▸ **Dataset content**
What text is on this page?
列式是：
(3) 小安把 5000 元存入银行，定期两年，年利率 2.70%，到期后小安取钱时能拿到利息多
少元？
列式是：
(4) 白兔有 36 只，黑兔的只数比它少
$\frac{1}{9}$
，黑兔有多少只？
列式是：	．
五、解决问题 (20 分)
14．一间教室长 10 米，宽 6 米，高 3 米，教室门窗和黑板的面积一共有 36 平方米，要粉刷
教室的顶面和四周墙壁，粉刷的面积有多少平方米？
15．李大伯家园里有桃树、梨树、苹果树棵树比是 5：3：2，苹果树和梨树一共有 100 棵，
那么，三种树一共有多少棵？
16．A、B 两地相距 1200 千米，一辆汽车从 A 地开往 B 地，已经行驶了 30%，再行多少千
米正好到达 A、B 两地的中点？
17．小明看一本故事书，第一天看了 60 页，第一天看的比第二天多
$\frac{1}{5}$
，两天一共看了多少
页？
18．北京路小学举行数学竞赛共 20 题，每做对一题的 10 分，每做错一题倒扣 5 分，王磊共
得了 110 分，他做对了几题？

▸ **Stated goal**
Write out all the data again, exactly as it appears.

▸ **The answer**
What text is on this page?
列式是：
(3) 小安把 5000 元存入银行，定期两年，年利率 2.70%，到期后小安取钱时能拿到利息多
少元？
列式是：
(4) 白兔有 36 只，黑兔的只数比它少
$\frac{1}{9}$
，黑兔有多少只？
列式是：	．
五、解决问题 (20 分)
14．一间教室长 10 米，宽 6 米，高 3 米，教室门窗和黑板的面积一共有 36 平方米，要粉刷
教室的顶面和四周墙壁，粉刷的面积有多少平方米？
15．李大伯家园里有桃树、梨树、苹果树棵树比是 5：3：2，苹果树和梨树一共有 100 棵，
那么，三种树一共有多少棵？
16．A、B 两地相距 1200 千米，一辆汽车从 A 地开往 B 地，已经行驶了 30%，再行多少千
米正好到达 A、B 两地的中点？
17．小明看一本故事书，第一天看了 60 页，第一天看的比第二天多
$\frac{1}{5}$
，两天一共看了多少
页？
18．北京路小学举行数学竞赛共 20 题，每做对一题的 10 分，每做错一题倒扣 5 分，王磊共
得了 110 分，他做对了几题？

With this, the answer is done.